== The request ==
Give back the entire listing verbatim.

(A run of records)
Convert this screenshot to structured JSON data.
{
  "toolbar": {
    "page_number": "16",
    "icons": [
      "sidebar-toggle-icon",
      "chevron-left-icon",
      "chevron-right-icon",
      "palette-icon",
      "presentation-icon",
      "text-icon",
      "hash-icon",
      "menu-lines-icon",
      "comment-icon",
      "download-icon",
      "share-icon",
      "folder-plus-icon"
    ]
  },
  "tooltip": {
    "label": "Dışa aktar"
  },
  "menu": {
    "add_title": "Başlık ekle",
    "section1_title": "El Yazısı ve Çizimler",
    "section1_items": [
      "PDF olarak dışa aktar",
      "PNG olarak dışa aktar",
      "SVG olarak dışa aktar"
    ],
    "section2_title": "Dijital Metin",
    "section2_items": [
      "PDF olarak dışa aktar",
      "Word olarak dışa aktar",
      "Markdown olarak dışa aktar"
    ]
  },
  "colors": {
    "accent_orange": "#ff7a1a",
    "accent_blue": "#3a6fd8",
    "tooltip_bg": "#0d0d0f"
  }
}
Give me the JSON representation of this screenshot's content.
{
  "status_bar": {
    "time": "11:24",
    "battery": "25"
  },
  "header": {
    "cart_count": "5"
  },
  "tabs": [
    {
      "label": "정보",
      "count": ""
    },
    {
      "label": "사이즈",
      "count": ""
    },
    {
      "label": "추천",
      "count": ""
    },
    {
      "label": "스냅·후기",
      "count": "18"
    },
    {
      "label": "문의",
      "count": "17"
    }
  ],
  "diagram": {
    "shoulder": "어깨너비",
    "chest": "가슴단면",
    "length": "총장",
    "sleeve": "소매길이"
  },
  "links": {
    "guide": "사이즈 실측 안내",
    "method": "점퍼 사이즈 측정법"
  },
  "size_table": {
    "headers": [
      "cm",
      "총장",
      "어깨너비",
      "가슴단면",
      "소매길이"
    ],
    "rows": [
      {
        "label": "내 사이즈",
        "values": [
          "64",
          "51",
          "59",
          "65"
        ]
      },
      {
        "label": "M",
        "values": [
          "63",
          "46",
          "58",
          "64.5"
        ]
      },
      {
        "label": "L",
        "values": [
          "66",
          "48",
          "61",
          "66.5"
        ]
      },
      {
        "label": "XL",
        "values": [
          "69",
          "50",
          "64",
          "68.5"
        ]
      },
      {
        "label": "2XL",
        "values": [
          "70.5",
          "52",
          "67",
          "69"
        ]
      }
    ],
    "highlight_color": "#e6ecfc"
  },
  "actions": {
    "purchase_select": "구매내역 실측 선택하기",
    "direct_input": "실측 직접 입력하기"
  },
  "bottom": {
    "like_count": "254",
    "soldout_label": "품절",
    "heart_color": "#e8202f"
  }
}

== Written response ==
Convert this screenshot to structured JSON data.
{
  "toolbar": {
    "page_number": "16",
    "icons": [
      "sidebar-toggle-icon",
      "chevron-left-icon",
      "chevron-right-icon",
      "palette-icon",
      "presentation-icon",
      "text-icon",
      "hash-icon",
      "menu-lines-icon",
      "comment-icon",
      "download-icon",
      "share-icon",
      "folder-plus-icon"
    ]
  },
  "tooltip": {
    "label": "Dışa aktar"
  },
  "menu": {
    "add_title": "Başlık ekle",
    "section1_title": "El Yazısı ve Çizimler",
    "section1_items": [
      "PDF olarak dışa aktar",
      "PNG olarak dışa aktar",
      "SVG olarak dışa aktar"
    ],
    "section2_title": "Dijital Metin",
    "section2_items": [
      "PDF olarak dışa aktar",
      "Word olarak dışa aktar",
      "Markdown olarak dışa aktar"
    ]
  },
  "colors": {
    "accent_orange": "#ff7a1a",
    "accent_blue": "#3a6fd8",
    "tooltip_bg": "#0d0d0f"
  }
}
Give me the JSON representation of this screenshot's content.
{
  "status_bar": {
    "time": "11:24",
    "battery": "25"
  },
  "header": {
    "cart_count": "5"
  },
  "tabs": [
    {
      "label": "정보",
      "count": ""
    },
    {
      "label": "사이즈",
      "count": ""
    },
    {
      "label": "추천",
      "count": ""
    },
    {
      "label": "스냅·후기",
      "count": "18"
    },
    {
      "label": "문의",
      "count": "17"
    }
  ],
  "diagram": {
    "shoulder": "어깨너비",
    "chest": "가슴단면",
    "length": "총장",
    "sleeve": "소매길이"
  },
  "links": {
    "guide": "사이즈 실측 안내",
    "method": "점퍼 사이즈 측정법"
  },
  "size_table": {
    "headers": [
      "cm",
      "총장",
      "어깨너비",
      "가슴단면",
      "소매길이"
    ],
    "rows": [
      {
        "label": "내 사이즈",
        "values": [
          "64",
          "51",
          "59",
          "65"
        ]
      },
      {
        "label": "M",
        "values": [
          "63",
          "46",
          "58",
          "64.5"
        ]
      },
      {
        "label": "L",
        "values": [
          "66",
          "48",
          "61",
          "66.5"
        ]
      },
      {
        "label": "XL",
        "values": [
          "69",
          "50",
          "64",
          "68.5"
        ]
      },
      {
        "label": "2XL",
        "values": [
          "70.5",
          "52",
          "67",
          "69"
        ]
      }
    ],
    "highlight_color": "#e6ecfc"
  },
  "actions": {
    "purchase_select": "구매내역 실측 선택하기",
    "direct_input": "실측 직접 입력하기"
  },
  "bottom": {
    "like_count": "254",
    "soldout_label": "품절",
    "heart_color": "#e8202f"
  }
}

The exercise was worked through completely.